Please report every line from the material that contains the word "content".

**** DATA RECORDS ****

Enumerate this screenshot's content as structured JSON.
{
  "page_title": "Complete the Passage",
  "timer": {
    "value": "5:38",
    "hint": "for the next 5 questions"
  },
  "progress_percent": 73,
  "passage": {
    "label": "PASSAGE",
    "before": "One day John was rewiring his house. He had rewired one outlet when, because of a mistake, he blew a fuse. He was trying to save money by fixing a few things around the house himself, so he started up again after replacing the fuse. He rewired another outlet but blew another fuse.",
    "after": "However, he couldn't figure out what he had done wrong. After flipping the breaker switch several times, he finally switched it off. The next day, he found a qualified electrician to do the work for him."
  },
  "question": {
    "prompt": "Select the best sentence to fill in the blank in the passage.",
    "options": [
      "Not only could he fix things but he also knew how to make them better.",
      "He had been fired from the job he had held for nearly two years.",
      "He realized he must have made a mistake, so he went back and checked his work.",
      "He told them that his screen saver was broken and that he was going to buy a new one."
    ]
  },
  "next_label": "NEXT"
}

****
**** DATA RECORDS ****

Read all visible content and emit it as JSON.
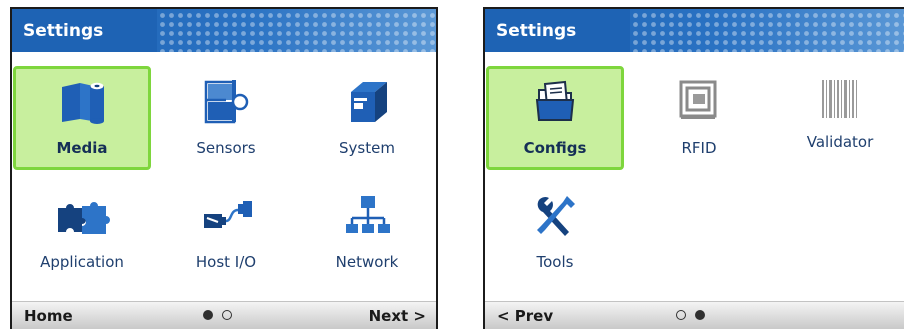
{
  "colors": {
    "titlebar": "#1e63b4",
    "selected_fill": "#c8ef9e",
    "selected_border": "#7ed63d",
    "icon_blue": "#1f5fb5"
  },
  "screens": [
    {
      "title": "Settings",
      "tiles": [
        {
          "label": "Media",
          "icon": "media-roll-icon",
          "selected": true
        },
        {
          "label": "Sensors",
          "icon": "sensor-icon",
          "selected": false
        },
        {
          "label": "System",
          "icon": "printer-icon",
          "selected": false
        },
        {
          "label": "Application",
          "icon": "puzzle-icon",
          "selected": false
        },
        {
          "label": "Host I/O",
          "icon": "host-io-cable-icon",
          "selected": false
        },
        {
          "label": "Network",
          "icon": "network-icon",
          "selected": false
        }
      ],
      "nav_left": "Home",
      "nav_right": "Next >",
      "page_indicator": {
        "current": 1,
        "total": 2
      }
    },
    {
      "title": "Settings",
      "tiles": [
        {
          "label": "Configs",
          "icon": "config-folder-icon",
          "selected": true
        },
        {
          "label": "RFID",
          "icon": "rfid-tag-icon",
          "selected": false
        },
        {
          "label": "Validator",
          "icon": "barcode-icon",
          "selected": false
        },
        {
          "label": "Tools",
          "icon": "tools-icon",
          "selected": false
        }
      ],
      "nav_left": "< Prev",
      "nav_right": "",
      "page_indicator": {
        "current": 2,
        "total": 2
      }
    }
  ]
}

****

FULL SOLUTION:
Enumerate this screenshot's content as structured JSON.
Read all visible content and emit it as JSON.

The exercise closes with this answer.